### Goal
Repeat the material in full. Keep every line exactly as it is.

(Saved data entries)
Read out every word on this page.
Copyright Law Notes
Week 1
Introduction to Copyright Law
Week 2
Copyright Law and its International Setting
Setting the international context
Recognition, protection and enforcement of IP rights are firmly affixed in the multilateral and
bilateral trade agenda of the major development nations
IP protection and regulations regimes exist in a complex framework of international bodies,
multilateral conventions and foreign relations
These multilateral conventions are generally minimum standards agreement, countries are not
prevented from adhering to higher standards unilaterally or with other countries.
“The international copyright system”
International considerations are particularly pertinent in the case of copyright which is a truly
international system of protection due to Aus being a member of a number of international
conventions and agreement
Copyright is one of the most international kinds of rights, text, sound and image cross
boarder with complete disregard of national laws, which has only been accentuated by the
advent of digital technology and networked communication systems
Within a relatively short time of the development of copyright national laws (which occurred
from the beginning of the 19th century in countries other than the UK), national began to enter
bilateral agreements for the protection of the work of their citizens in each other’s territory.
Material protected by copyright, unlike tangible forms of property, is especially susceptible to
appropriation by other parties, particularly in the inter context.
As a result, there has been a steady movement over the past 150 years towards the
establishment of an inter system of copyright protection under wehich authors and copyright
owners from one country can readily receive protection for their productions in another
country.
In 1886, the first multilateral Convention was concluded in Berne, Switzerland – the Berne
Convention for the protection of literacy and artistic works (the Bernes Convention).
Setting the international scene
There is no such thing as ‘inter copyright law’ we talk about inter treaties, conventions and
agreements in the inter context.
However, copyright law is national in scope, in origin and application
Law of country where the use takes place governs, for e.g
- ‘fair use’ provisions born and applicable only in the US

### Answer for this exercise
Read out every word on this page.
Copyright Law Notes
Week 1
Introduction to Copyright Law
Week 2
Copyright Law and its International Setting
Setting the international context
Recognition, protection and enforcement of IP rights are firmly affixed in the multilateral and
bilateral trade agenda of the major development nations
IP protection and regulations regimes exist in a complex framework of international bodies,
multilateral conventions and foreign relations
These multilateral conventions are generally minimum standards agreement, countries are not
prevented from adhering to higher standards unilaterally or with other countries.
“The international copyright system”
International considerations are particularly pertinent in the case of copyright which is a truly
international system of protection due to Aus being a member of a number of international
conventions and agreement
Copyright is one of the most international kinds of rights, text, sound and image cross
boarder with complete disregard of national laws, which has only been accentuated by the
advent of digital technology and networked communication systems
Within a relatively short time of the development of copyright national laws (which occurred
from the beginning of the 19th century in countries other than the UK), national began to enter
bilateral agreements for the protection of the work of their citizens in each other’s territory.
Material protected by copyright, unlike tangible forms of property, is especially susceptible to
appropriation by other parties, particularly in the inter context.
As a result, there has been a steady movement over the past 150 years towards the
establishment of an inter system of copyright protection under wehich authors and copyright
owners from one country can readily receive protection for their productions in another
country.
In 1886, the first multilateral Convention was concluded in Berne, Switzerland – the Berne
Convention for the protection of literacy and artistic works (the Bernes Convention).
Setting the international scene
There is no such thing as ‘inter copyright law’ we talk about inter treaties, conventions and
agreements in the inter context.
However, copyright law is national in scope, in origin and application
Law of country where the use takes place governs, for e.g
- ‘fair use’ provisions born and applicable only in the US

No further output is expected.